PROBLEM TO SOLVE:
List every line in the records below that contains the string "Delta", copying each one in full.

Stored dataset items
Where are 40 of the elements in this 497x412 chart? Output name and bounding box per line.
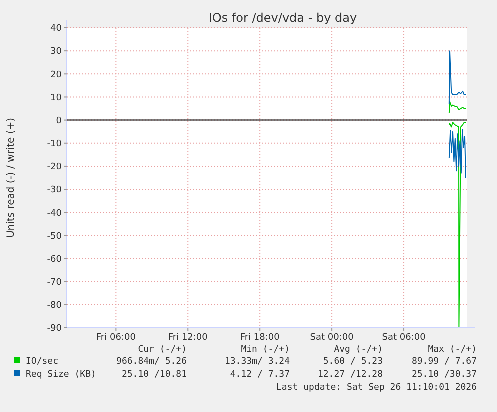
x-tick-label: Fri 18:00 xyxy=(240,333,280,343)
y-tick-label: -10 xyxy=(47,140,62,150)
y-tick-label: -50 xyxy=(47,232,62,242)
text: 25.10 /10.81 xyxy=(122,370,187,380)
y-tick-label: 40 xyxy=(50,24,62,34)
text: Min (-/+) xyxy=(241,345,290,355)
text: Max (-/+) xyxy=(428,345,477,355)
text: Last update: Sat Sep 26 11:10:01 2026 xyxy=(276,383,477,393)
y-tick-label: -40 xyxy=(47,208,62,219)
y-tick-label: -80 xyxy=(47,301,62,312)
x-tick-label: Fri 06:00 xyxy=(96,333,136,343)
text: 966.84m/ 5.26 xyxy=(116,357,187,367)
y-tick-label: -60 xyxy=(47,254,62,265)
y-tick-label: -70 xyxy=(47,278,62,288)
text: 89.99 / 7.67 xyxy=(412,357,477,367)
line-series xyxy=(448,122,466,328)
text: 4.12 / 7.37 xyxy=(230,370,290,380)
y-tick-label: -20 xyxy=(47,162,62,173)
y-tick-label: -30 xyxy=(47,186,62,196)
y-tick-label: -90 xyxy=(47,324,62,334)
line-series xyxy=(448,129,466,178)
x-tick-label: Sat 00:00 xyxy=(310,333,354,343)
chart-title: IOs for /dev/vda - by day xyxy=(208,11,358,25)
x-tick-label: Sat 06:00 xyxy=(382,333,426,343)
text: 25.10 /30.37 xyxy=(412,370,477,380)
y-tick-label: 30 xyxy=(50,47,62,58)
y-tick-label: 10 xyxy=(50,93,62,104)
y-tick-label: 20 xyxy=(50,70,62,80)
line-series xyxy=(448,50,466,105)
text: 13.33m/ 3.24 xyxy=(224,357,290,367)
text: Cur (-/+) xyxy=(138,345,187,355)
text: 12.27 /12.28 xyxy=(318,370,383,380)
y-tick-label: 0 xyxy=(56,116,62,126)
legend-label: Req Size (KB) xyxy=(26,370,96,380)
text: 5.60 / 5.23 xyxy=(323,357,383,367)
x-tick-label: Fri 12:00 xyxy=(168,333,208,343)
line-series xyxy=(448,101,466,114)
legend-label: IO/sec xyxy=(26,357,59,367)
text: Avg (-/+) xyxy=(334,345,383,355)
y-axis-title: Units read (-) / write (+) xyxy=(6,118,17,238)
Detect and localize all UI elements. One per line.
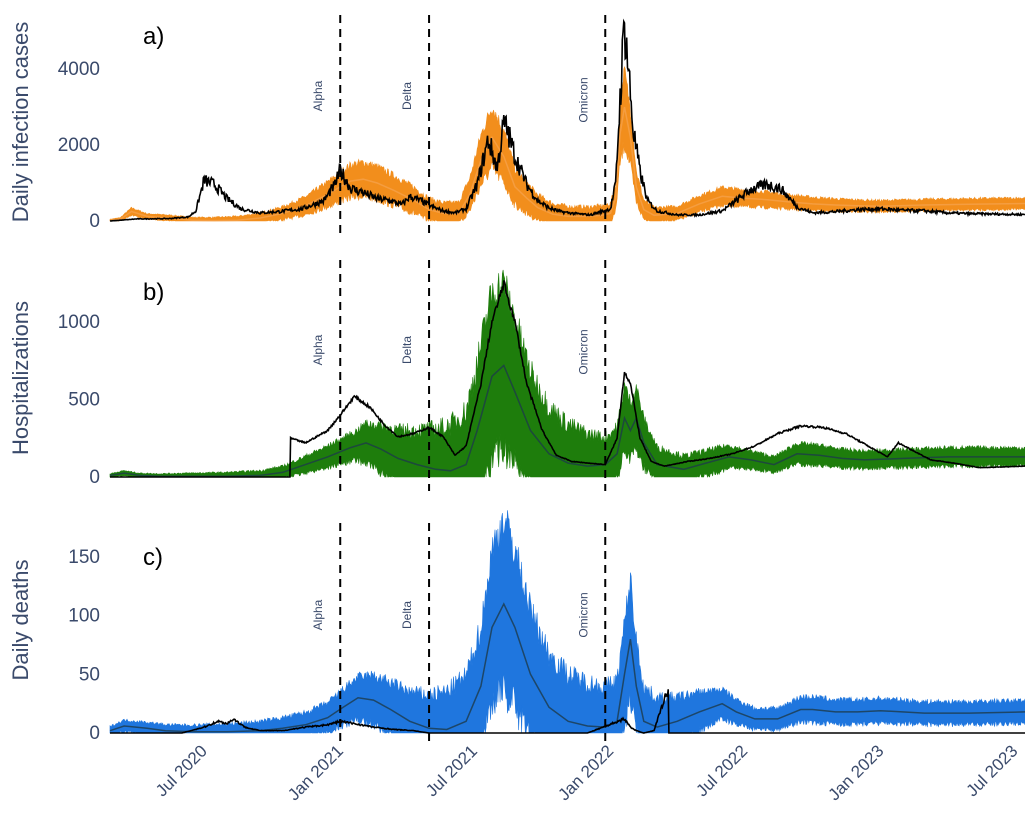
observed-line-0 <box>109 18 1025 222</box>
panel-a: Alpha Delta Omicron 0 2000 4000 a) Daily infe… <box>8 15 1025 235</box>
ytick-label: 0 <box>89 723 100 744</box>
ytick-label: 0 <box>89 467 100 488</box>
variant-label-omicron: Omicron <box>576 329 590 374</box>
model-band-1 <box>109 269 1025 479</box>
xtick-label: Jul 2022 <box>692 741 751 800</box>
ytick-label: 500 <box>68 390 100 411</box>
ytick-label: 2000 <box>58 135 100 156</box>
xtick-label: Jul 2023 <box>963 741 1022 800</box>
panel-b-label: b) <box>143 279 164 306</box>
model-band-2 <box>109 510 1025 734</box>
panel-a-ylabel: Daily infection cases <box>8 22 33 223</box>
panel-b-ylabel: Hospitalizations <box>8 301 33 455</box>
panel-c: Alpha Delta Omicron 0 50 100 150 c) Daily deat… <box>8 510 1025 747</box>
ytick-label: 4000 <box>58 59 100 80</box>
ytick-label: 150 <box>68 547 100 568</box>
xtick-label: Jul 2020 <box>152 741 211 800</box>
xtick-label: Jul 2021 <box>422 741 481 800</box>
variant-label-alpha: Alpha <box>311 599 325 630</box>
variant-label-delta: Delta <box>400 82 414 110</box>
panel-c-label: c) <box>143 544 163 571</box>
variant-label-alpha: Alpha <box>311 334 325 365</box>
xtick-label: Jan 2023 <box>825 741 888 804</box>
ytick-label: 0 <box>89 211 100 232</box>
variant-label-alpha: Alpha <box>311 80 325 111</box>
model-mean-line-2 <box>109 602 1025 733</box>
variant-label-delta: Delta <box>400 601 414 629</box>
variant-label-omicron: Omicron <box>576 77 590 122</box>
x-axis: Jul 2020 Jan 2021 Jul 2021 Jan 2022 Jul 2022… <box>152 741 1022 804</box>
panel-b: Alpha Delta Omicron 0 500 1000 b) Hospitaliza… <box>8 260 1025 491</box>
observed-line-2 <box>110 689 1025 734</box>
ytick-label: 50 <box>79 664 100 685</box>
model-band-0 <box>109 65 1025 222</box>
observed-line-1 <box>110 280 1025 478</box>
xtick-label: Jan 2022 <box>554 741 617 804</box>
xtick-label: Jan 2021 <box>284 741 347 804</box>
ytick-label: 100 <box>68 606 100 627</box>
variant-label-omicron: Omicron <box>576 592 590 637</box>
variant-label-delta: Delta <box>400 336 414 364</box>
panel-a-label: a) <box>143 23 164 50</box>
panel-c-ylabel: Daily deaths <box>8 559 33 680</box>
ytick-label: 1000 <box>58 312 100 333</box>
model-mean-line-0 <box>109 106 1025 222</box>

WORKED SOLUTION:
panel-a: Alpha Delta Omicron 0 2000 4000 a) Daily infe… <box>8 15 1025 235</box>
panel-c: Alpha Delta Omicron 0 50 100 150 c) Daily deat… <box>8 510 1025 747</box>
variant-label-delta: Delta <box>400 82 414 110</box>
variant-label-delta: Delta <box>400 601 414 629</box>
panel-b: Alpha Delta Omicron 0 500 1000 b) Hospitaliza… <box>8 260 1025 491</box>
variant-label-delta: Delta <box>400 336 414 364</box>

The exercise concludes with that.